### TASK DESCRIPTION
Each line containing the string "text" should be copied out of the entries.

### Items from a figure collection
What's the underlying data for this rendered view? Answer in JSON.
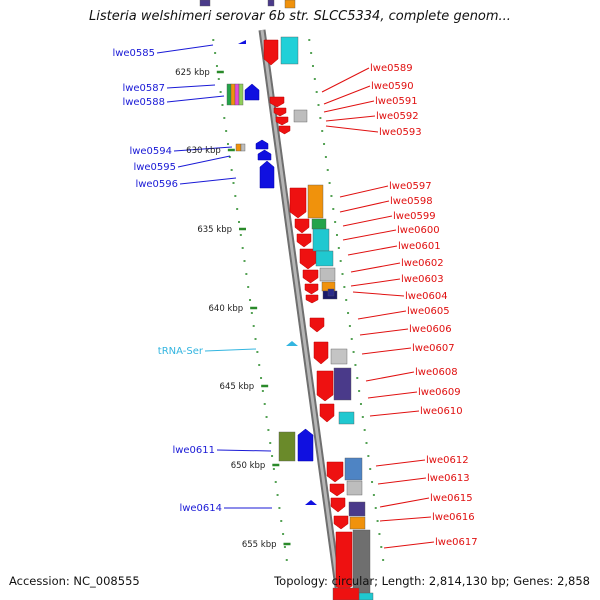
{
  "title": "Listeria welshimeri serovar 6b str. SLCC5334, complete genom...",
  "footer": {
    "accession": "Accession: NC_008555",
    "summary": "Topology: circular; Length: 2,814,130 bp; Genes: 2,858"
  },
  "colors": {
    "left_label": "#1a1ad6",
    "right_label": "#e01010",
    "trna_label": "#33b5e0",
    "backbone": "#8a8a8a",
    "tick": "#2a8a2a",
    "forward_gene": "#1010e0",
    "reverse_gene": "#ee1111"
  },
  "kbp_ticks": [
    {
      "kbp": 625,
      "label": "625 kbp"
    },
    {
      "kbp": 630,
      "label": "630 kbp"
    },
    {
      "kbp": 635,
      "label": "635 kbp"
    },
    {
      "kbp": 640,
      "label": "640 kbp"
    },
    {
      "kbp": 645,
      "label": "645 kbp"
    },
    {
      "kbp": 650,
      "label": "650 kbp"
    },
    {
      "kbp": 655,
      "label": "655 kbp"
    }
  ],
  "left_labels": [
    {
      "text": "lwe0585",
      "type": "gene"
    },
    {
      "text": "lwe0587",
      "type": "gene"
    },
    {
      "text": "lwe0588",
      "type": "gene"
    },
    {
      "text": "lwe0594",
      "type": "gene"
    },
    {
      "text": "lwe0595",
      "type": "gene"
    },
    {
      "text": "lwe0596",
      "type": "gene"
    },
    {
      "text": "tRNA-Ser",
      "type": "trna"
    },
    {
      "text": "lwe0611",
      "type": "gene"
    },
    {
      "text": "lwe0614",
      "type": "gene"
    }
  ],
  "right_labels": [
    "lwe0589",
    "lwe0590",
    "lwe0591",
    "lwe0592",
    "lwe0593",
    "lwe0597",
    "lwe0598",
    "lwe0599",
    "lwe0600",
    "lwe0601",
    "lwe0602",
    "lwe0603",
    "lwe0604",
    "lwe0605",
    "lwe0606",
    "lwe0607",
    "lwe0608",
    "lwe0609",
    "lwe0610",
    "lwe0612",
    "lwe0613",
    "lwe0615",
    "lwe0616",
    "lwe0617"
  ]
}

### ANSWER BOX
      "text": "lwe0585",
      "text": "lwe0587",
      "text": "lwe0588",
      "text": "lwe0594",
      "text": "lwe0595",
      "text": "lwe0596",
      "text": "tRNA-Ser",
      "text": "lwe0611",
      "text": "lwe0614",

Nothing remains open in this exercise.